### GIVEN REQUEST
Below are some records; reproduce every one of them exactly.

### SUPPLIED INFORMATION
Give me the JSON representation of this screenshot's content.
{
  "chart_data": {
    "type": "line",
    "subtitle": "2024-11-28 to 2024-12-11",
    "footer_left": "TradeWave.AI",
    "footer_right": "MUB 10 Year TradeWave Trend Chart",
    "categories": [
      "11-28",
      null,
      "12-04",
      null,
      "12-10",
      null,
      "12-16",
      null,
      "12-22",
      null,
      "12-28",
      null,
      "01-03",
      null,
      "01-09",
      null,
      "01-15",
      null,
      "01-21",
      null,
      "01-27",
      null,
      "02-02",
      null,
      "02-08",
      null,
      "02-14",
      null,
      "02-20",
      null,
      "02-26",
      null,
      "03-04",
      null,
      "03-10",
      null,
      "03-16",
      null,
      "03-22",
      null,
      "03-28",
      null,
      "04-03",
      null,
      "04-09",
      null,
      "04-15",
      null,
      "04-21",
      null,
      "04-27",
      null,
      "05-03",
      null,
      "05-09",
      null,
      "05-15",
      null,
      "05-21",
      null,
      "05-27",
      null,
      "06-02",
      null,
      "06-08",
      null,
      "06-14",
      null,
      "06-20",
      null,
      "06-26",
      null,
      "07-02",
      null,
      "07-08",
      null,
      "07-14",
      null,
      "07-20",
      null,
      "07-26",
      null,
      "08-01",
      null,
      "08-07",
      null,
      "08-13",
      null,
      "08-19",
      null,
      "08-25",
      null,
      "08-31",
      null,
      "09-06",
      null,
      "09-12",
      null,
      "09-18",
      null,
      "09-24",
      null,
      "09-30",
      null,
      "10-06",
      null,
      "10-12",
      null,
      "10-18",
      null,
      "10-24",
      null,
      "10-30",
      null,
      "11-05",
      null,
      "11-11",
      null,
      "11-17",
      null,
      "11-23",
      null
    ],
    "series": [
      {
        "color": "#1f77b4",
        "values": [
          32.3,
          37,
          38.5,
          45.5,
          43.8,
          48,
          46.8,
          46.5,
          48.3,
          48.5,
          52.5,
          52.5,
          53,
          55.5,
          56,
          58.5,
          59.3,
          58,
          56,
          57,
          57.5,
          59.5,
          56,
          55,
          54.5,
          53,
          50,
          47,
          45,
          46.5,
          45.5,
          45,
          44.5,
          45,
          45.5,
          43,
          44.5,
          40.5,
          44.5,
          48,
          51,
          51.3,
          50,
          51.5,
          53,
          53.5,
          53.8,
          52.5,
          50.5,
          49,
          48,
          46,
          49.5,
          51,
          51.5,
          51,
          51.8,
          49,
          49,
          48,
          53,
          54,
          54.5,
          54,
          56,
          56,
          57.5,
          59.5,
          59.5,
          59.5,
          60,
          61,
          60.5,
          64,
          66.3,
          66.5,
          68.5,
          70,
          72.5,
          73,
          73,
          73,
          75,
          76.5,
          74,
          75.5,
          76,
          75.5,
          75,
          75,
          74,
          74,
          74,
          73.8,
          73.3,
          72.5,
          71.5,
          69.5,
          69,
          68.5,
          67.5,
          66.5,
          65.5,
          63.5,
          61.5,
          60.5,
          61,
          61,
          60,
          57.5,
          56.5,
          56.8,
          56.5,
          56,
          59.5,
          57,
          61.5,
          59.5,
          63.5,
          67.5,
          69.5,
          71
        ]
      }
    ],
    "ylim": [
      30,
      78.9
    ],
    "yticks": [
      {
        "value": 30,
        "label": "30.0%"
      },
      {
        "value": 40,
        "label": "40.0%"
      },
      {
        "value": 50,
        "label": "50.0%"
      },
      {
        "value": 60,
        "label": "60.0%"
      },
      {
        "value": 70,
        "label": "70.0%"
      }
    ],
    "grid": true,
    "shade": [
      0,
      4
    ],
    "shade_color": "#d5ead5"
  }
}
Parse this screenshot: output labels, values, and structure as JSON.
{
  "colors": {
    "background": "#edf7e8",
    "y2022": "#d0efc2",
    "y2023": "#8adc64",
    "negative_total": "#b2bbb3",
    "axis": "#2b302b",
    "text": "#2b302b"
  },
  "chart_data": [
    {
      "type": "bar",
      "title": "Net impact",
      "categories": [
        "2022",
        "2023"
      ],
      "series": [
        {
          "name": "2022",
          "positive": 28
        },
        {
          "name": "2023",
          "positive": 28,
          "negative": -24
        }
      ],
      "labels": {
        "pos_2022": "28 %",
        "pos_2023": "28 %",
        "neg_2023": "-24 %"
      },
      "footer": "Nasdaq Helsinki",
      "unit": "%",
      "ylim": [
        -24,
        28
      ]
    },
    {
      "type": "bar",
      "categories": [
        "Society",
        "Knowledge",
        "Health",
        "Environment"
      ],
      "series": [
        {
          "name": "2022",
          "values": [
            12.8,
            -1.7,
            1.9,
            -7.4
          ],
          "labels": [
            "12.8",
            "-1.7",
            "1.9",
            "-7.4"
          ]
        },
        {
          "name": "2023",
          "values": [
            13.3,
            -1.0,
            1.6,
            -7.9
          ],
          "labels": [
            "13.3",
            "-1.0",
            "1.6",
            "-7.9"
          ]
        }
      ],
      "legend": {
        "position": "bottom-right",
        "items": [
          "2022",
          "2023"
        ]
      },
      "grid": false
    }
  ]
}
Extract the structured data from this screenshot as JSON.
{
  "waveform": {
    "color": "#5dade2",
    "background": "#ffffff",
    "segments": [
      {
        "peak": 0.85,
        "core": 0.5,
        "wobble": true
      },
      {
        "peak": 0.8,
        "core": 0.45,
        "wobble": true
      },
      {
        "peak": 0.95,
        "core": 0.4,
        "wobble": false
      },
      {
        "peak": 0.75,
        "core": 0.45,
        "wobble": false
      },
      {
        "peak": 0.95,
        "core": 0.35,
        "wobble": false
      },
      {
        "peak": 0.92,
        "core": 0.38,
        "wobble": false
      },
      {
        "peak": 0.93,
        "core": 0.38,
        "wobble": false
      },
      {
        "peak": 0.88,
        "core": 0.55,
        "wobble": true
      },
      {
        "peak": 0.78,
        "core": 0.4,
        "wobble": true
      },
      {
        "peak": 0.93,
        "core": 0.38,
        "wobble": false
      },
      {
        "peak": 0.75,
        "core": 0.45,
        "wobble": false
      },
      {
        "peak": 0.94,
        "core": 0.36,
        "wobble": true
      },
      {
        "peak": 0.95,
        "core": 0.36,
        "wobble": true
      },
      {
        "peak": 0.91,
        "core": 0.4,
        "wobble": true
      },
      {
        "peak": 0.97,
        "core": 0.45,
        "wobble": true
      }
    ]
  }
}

### ANSWER TO THIS PROBLEM
Give me the JSON representation of this screenshot's content.
{
  "chart_data": {
    "type": "line",
    "subtitle": "2024-11-28 to 2024-12-11",
    "footer_left": "TradeWave.AI",
    "footer_right": "MUB 10 Year TradeWave Trend Chart",
    "categories": [
      "11-28",
      null,
      "12-04",
      null,
      "12-10",
      null,
      "12-16",
      null,
      "12-22",
      null,
      "12-28",
      null,
      "01-03",
      null,
      "01-09",
      null,
      "01-15",
      null,
      "01-21",
      null,
      "01-27",
      null,
      "02-02",
      null,
      "02-08",
      null,
      "02-14",
      null,
      "02-20",
      null,
      "02-26",
      null,
      "03-04",
      null,
      "03-10",
      null,
      "03-16",
      null,
      "03-22",
      null,
      "03-28",
      null,
      "04-03",
      null,
      "04-09",
      null,
      "04-15",
      null,
      "04-21",
      null,
      "04-27",
      null,
      "05-03",
      null,
      "05-09",
      null,
      "05-15",
      null,
      "05-21",
      null,
      "05-27",
      null,
      "06-02",
      null,
      "06-08",
      null,
      "06-14",
      null,
      "06-20",
      null,
      "06-26",
      null,
      "07-02",
      null,
      "07-08",
      null,
      "07-14",
      null,
      "07-20",
      null,
      "07-26",
      null,
      "08-01",
      null,
      "08-07",
      null,
      "08-13",
      null,
      "08-19",
      null,
      "08-25",
      null,
      "08-31",
      null,
      "09-06",
      null,
      "09-12",
      null,
      "09-18",
      null,
      "09-24",
      null,
      "09-30",
      null,
      "10-06",
      null,
      "10-12",
      null,
      "10-18",
      null,
      "10-24",
      null,
      "10-30",
      null,
      "11-05",
      null,
      "11-11",
      null,
      "11-17",
      null,
      "11-23",
      null
    ],
    "series": [
      {
        "color": "#1f77b4",
        "values": [
          32.3,
          37,
          38.5,
          45.5,
          43.8,
          48,
          46.8,
          46.5,
          48.3,
          48.5,
          52.5,
          52.5,
          53,
          55.5,
          56,
          58.5,
          59.3,
          58,
          56,
          57,
          57.5,
          59.5,
          56,
          55,
          54.5,
          53,
          50,
          47,
          45,
          46.5,
          45.5,
          45,
          44.5,
          45,
          45.5,
          43,
          44.5,
          40.5,
          44.5,
          48,
          51,
          51.3,
          50,
          51.5,
          53,
          53.5,
          53.8,
          52.5,
          50.5,
          49,
          48,
          46,
          49.5,
          51,
          51.5,
          51,
          51.8,
          49,
          49,
          48,
          53,
          54,
          54.5,
          54,
          56,
          56,
          57.5,
          59.5,
          59.5,
          59.5,
          60,
          61,
          60.5,
          64,
          66.3,
          66.5,
          68.5,
          70,
          72.5,
          73,
          73,
          73,
          75,
          76.5,
          74,
          75.5,
          76,
          75.5,
          75,
          75,
          74,
          74,
          74,
          73.8,
          73.3,
          72.5,
          71.5,
          69.5,
          69,
          68.5,
          67.5,
          66.5,
          65.5,
          63.5,
          61.5,
          60.5,
          61,
          61,
          60,
          57.5,
          56.5,
          56.8,
          56.5,
          56,
          59.5,
          57,
          61.5,
          59.5,
          63.5,
          67.5,
          69.5,
          71
        ]
      }
    ],
    "ylim": [
      30,
      78.9
    ],
    "yticks": [
      {
        "value": 30,
        "label": "30.0%"
      },
      {
        "value": 40,
        "label": "40.0%"
      },
      {
        "value": 50,
        "label": "50.0%"
      },
      {
        "value": 60,
        "label": "60.0%"
      },
      {
        "value": 70,
        "label": "70.0%"
      }
    ],
    "grid": true,
    "shade": [
      0,
      4
    ],
    "shade_color": "#d5ead5"
  }
}
Parse this screenshot: output labels, values, and structure as JSON.
{
  "colors": {
    "background": "#edf7e8",
    "y2022": "#d0efc2",
    "y2023": "#8adc64",
    "negative_total": "#b2bbb3",
    "axis": "#2b302b",
    "text": "#2b302b"
  },
  "chart_data": [
    {
      "type": "bar",
      "title": "Net impact",
      "categories": [
        "2022",
        "2023"
      ],
      "series": [
        {
          "name": "2022",
          "positive": 28
        },
        {
          "name": "2023",
          "positive": 28,
          "negative": -24
        }
      ],
      "labels": {
        "pos_2022": "28 %",
        "pos_2023": "28 %",
        "neg_2023": "-24 %"
      },
      "footer": "Nasdaq Helsinki",
      "unit": "%",
      "ylim": [
        -24,
        28
      ]
    },
    {
      "type": "bar",
      "categories": [
        "Society",
        "Knowledge",
        "Health",
        "Environment"
      ],
      "series": [
        {
          "name": "2022",
          "values": [
            12.8,
            -1.7,
            1.9,
            -7.4
          ],
          "labels": [
            "12.8",
            "-1.7",
            "1.9",
            "-7.4"
          ]
        },
        {
          "name": "2023",
          "values": [
            13.3,
            -1.0,
            1.6,
            -7.9
          ],
          "labels": [
            "13.3",
            "-1.0",
            "1.6",
            "-7.9"
          ]
        }
      ],
      "legend": {
        "position": "bottom-right",
        "items": [
          "2022",
          "2023"
        ]
      },
      "grid": false
    }
  ]
}
Extract the structured data from this screenshot as JSON.
{
  "waveform": {
    "color": "#5dade2",
    "background": "#ffffff",
    "segments": [
      {
        "peak": 0.85,
        "core": 0.5,
        "wobble": true
      },
      {
        "peak": 0.8,
        "core": 0.45,
        "wobble": true
      },
      {
        "peak": 0.95,
        "core": 0.4,
        "wobble": false
      },
      {
        "peak": 0.75,
        "core": 0.45,
        "wobble": false
      },
      {
        "peak": 0.95,
        "core": 0.35,
        "wobble": false
      },
      {
        "peak": 0.92,
        "core": 0.38,
        "wobble": false
      },
      {
        "peak": 0.93,
        "core": 0.38,
        "wobble": false
      },
      {
        "peak": 0.88,
        "core": 0.55,
        "wobble": true
      },
      {
        "peak": 0.78,
        "core": 0.4,
        "wobble": true
      },
      {
        "peak": 0.93,
        "core": 0.38,
        "wobble": false
      },
      {
        "peak": 0.75,
        "core": 0.45,
        "wobble": false
      },
      {
        "peak": 0.94,
        "core": 0.36,
        "wobble": true
      },
      {
        "peak": 0.95,
        "core": 0.36,
        "wobble": true
      },
      {
        "peak": 0.91,
        "core": 0.4,
        "wobble": true
      },
      {
        "peak": 0.97,
        "core": 0.45,
        "wobble": true
      }
    ]
  }
}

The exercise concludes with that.